* THE EXERCISE:
Below are the records; collect from them each line containing the string "профилактической".

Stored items
——————————
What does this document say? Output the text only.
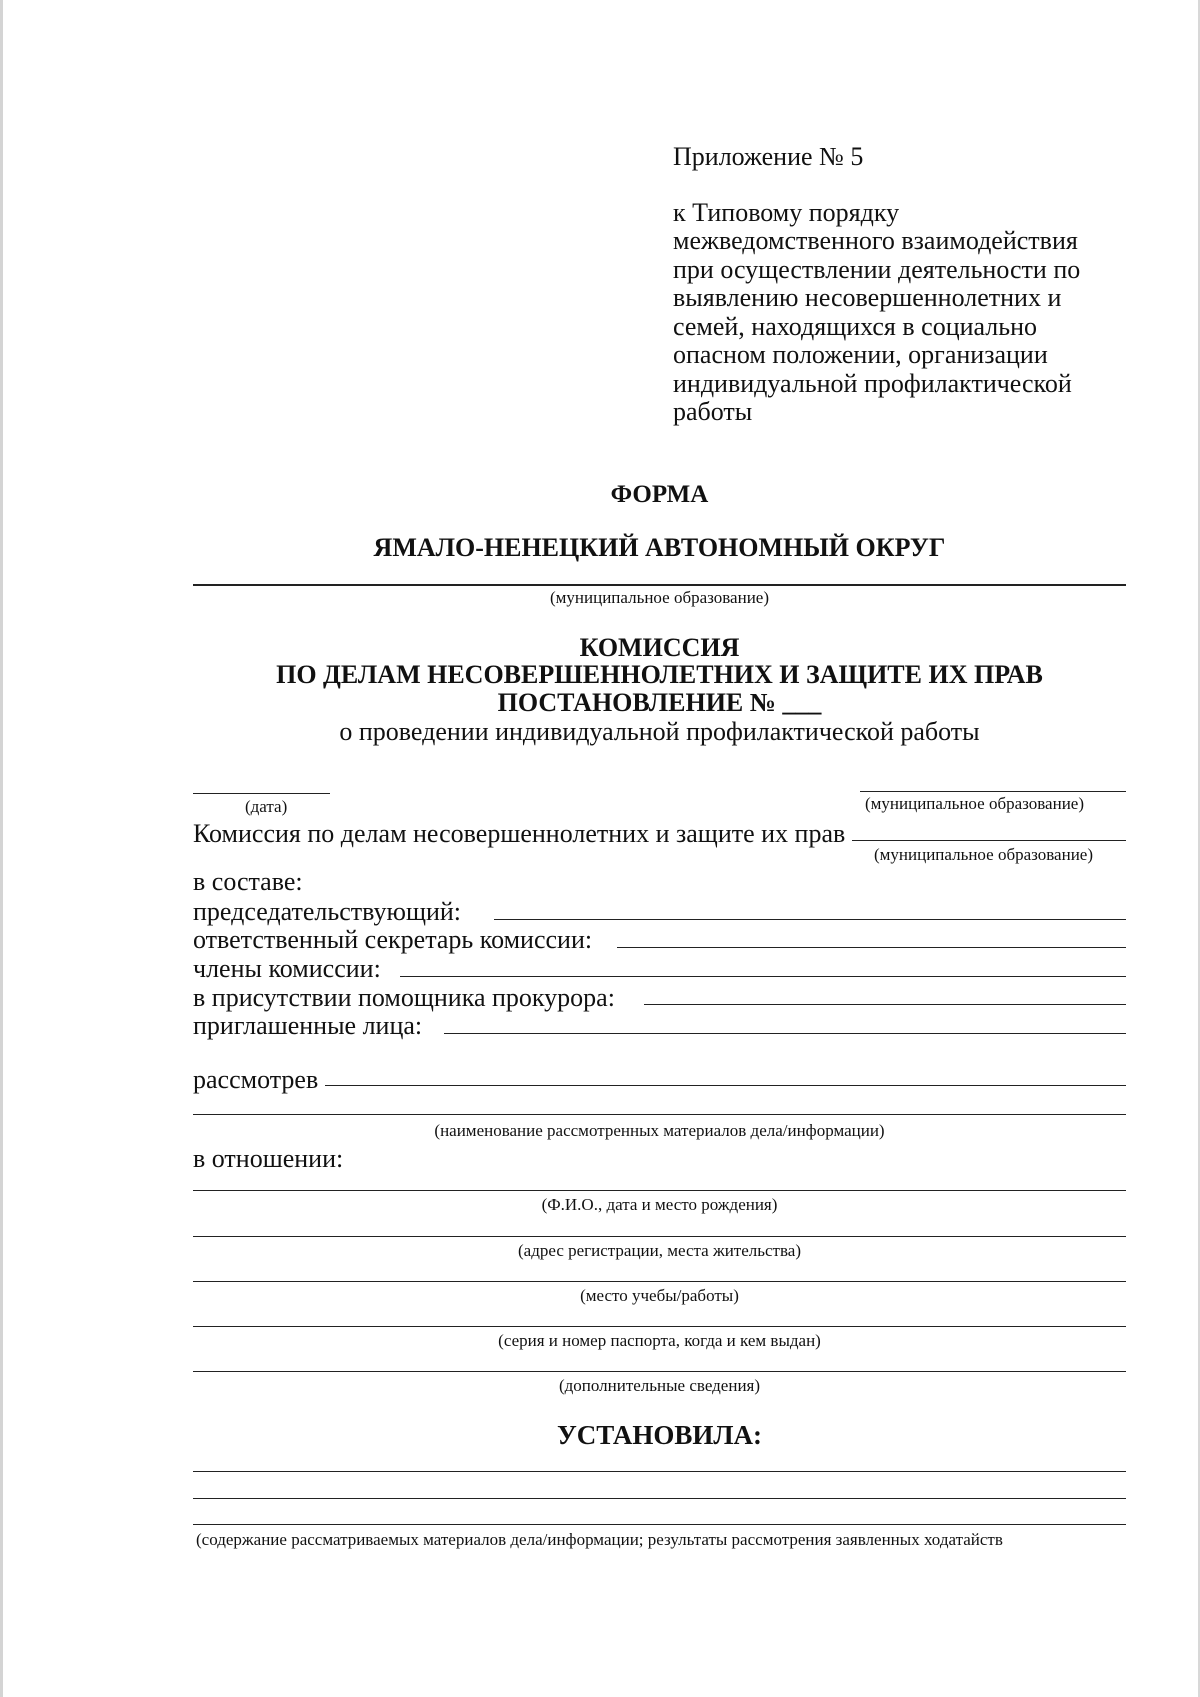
Приложение № 5
к Типовому порядку
межведомственного взаимодействия
при осуществлении деятельности по
выявлению несовершеннолетних и
семей, находящихся в социально
опасном положении, организации
индивидуальной профилактической
работы
ФОРМА
ЯМАЛО-НЕНЕЦКИЙ АВТОНОМНЫЙ ОКРУГ
(муниципальное образование)
КОМИССИЯ
ПО ДЕЛАМ НЕСОВЕРШЕННОЛЕТНИХ И ЗАЩИТЕ ИХ ПРАВ
ПОСТАНОВЛЕНИЕ № ___
о проведении индивидуальной профилактической работы
(дата)	(муниципальное образование)
Комиссия по делам несовершеннолетних и защите их прав
(муниципальное образование)
в составе:
председательствующий:
ответственный секретарь комиссии:
члены комиссии:
в присутствии помощника прокурора:
приглашенные лица:
рассмотрев
(наименование рассмотренных материалов дела/информации)
в отношении:
(Ф.И.О., дата и место рождения)
(адрес регистрации, места жительства)
(место учебы/работы)
(серия и номер паспорта, когда и кем выдан)
(дополнительные сведения)
УСТАНОВИЛА:
(содержание рассматриваемых материалов дела/информации; результаты рассмотрения заявленных ходатайств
——————————
* THE REPLY:
индивидуальной профилактической
о проведении индивидуальной профилактической работы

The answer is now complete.